→ WRITTEN INSTRUCTION: In the records below, find each line with the word "prompt" and copy it.

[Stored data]
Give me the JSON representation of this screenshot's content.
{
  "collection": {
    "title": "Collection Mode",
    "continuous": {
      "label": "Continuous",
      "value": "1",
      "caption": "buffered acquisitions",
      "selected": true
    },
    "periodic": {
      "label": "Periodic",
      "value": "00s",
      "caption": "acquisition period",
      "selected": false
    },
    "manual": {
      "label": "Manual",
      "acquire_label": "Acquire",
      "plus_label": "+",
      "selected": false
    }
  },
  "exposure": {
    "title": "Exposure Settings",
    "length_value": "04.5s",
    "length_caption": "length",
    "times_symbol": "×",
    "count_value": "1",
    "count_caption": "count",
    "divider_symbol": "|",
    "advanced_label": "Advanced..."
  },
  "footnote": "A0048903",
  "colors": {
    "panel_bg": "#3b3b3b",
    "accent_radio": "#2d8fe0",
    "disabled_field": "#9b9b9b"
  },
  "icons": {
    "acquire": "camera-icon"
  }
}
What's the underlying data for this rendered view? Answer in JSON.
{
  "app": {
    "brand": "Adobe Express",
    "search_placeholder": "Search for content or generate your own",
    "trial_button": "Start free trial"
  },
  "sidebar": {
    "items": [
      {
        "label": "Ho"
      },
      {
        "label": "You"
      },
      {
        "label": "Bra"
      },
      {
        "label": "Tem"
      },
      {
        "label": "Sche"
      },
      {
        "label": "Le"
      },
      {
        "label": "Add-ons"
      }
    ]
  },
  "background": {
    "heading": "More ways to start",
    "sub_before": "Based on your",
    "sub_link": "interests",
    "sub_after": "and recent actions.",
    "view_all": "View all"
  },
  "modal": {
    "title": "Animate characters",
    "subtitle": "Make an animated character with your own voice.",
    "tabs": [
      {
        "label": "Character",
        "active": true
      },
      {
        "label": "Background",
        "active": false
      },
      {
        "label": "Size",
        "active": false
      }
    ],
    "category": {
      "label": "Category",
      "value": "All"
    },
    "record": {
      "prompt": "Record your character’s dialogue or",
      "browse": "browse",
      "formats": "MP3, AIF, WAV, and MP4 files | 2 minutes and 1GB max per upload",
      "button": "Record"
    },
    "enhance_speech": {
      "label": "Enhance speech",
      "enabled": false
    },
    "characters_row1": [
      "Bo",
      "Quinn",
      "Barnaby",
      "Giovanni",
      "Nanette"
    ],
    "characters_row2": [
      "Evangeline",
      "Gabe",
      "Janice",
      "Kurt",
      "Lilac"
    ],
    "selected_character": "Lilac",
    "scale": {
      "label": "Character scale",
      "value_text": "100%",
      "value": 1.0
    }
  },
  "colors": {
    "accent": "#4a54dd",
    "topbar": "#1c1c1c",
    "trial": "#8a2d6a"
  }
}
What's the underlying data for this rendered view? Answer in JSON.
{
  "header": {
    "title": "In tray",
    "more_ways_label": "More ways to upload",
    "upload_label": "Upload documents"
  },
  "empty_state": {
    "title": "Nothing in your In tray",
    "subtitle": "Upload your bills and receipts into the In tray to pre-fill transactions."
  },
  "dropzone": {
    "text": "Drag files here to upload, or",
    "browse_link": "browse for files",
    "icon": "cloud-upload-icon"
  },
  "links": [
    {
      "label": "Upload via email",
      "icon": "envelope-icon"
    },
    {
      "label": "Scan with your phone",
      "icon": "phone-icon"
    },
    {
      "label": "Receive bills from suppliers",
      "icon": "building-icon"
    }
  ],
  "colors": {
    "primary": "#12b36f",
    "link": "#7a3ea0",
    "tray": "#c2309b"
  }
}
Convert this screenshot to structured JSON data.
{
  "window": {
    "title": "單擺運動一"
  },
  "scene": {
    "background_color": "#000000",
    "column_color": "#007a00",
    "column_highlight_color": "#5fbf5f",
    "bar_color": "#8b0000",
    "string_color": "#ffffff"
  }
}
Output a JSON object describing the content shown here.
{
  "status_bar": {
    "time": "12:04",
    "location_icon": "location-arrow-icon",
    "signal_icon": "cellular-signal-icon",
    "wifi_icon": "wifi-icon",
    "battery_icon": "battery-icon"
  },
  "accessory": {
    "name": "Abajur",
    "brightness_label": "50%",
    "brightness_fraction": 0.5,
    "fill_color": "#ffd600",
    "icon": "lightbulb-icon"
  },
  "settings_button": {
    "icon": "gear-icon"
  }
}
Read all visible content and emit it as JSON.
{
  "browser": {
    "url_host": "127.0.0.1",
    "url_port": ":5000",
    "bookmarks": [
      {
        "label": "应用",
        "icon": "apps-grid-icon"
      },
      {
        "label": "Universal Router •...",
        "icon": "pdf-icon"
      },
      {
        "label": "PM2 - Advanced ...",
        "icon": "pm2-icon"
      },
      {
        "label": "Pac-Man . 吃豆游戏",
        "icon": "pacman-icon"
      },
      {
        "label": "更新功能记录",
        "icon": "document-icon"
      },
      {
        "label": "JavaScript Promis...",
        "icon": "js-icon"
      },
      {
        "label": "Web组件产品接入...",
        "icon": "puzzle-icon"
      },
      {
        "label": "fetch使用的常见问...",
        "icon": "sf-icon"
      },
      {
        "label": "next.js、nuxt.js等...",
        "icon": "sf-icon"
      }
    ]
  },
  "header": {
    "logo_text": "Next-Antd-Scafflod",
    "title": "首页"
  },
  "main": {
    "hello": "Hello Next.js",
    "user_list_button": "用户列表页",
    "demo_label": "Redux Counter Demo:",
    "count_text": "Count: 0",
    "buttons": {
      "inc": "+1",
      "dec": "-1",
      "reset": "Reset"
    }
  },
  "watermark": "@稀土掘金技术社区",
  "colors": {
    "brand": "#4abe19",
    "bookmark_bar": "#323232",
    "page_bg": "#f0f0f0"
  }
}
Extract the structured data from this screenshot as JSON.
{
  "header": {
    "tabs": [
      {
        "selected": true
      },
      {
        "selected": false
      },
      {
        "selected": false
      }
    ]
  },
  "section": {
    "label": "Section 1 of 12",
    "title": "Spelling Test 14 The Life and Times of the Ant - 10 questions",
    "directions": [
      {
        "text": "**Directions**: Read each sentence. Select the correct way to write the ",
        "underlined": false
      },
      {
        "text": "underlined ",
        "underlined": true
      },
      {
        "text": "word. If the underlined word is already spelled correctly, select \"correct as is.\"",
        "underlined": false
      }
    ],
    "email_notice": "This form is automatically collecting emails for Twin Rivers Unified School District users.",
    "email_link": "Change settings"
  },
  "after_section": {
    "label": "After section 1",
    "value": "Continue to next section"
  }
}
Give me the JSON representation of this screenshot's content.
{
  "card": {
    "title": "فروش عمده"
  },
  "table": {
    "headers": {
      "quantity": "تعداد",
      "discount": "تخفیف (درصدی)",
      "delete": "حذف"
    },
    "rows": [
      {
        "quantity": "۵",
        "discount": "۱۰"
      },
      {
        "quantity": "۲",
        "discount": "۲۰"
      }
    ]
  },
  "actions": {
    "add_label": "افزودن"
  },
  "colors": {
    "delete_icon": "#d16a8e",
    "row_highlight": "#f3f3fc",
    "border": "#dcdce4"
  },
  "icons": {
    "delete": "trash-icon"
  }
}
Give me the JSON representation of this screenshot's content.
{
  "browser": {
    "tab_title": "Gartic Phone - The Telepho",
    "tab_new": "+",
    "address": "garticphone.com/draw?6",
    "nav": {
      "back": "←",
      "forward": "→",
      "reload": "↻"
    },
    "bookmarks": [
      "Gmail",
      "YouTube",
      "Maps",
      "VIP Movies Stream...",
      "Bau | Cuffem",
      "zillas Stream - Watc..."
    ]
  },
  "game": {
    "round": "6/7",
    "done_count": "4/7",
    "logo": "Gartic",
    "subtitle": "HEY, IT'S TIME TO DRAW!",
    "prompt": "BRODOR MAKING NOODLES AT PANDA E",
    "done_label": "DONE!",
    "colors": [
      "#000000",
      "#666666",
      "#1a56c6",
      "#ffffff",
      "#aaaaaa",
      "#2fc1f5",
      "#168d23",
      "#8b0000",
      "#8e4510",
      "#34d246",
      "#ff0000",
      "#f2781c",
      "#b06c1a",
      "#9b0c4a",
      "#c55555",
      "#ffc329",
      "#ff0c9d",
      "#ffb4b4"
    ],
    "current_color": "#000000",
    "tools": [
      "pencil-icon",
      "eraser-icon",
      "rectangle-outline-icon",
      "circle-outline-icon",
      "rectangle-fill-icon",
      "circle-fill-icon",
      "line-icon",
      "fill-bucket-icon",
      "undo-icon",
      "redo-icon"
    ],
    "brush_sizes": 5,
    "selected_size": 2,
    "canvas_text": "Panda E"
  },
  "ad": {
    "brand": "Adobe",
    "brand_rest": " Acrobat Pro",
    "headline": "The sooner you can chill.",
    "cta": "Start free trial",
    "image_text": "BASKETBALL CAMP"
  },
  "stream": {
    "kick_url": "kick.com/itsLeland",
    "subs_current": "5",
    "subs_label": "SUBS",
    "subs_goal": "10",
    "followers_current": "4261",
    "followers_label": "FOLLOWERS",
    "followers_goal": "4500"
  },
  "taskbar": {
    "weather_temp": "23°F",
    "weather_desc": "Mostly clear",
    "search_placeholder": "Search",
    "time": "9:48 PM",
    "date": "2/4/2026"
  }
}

→ THE ANSWER:
      "prompt": "Record your character’s dialogue or",
    "prompt": "BRODOR MAKING NOODLES AT PANDA E",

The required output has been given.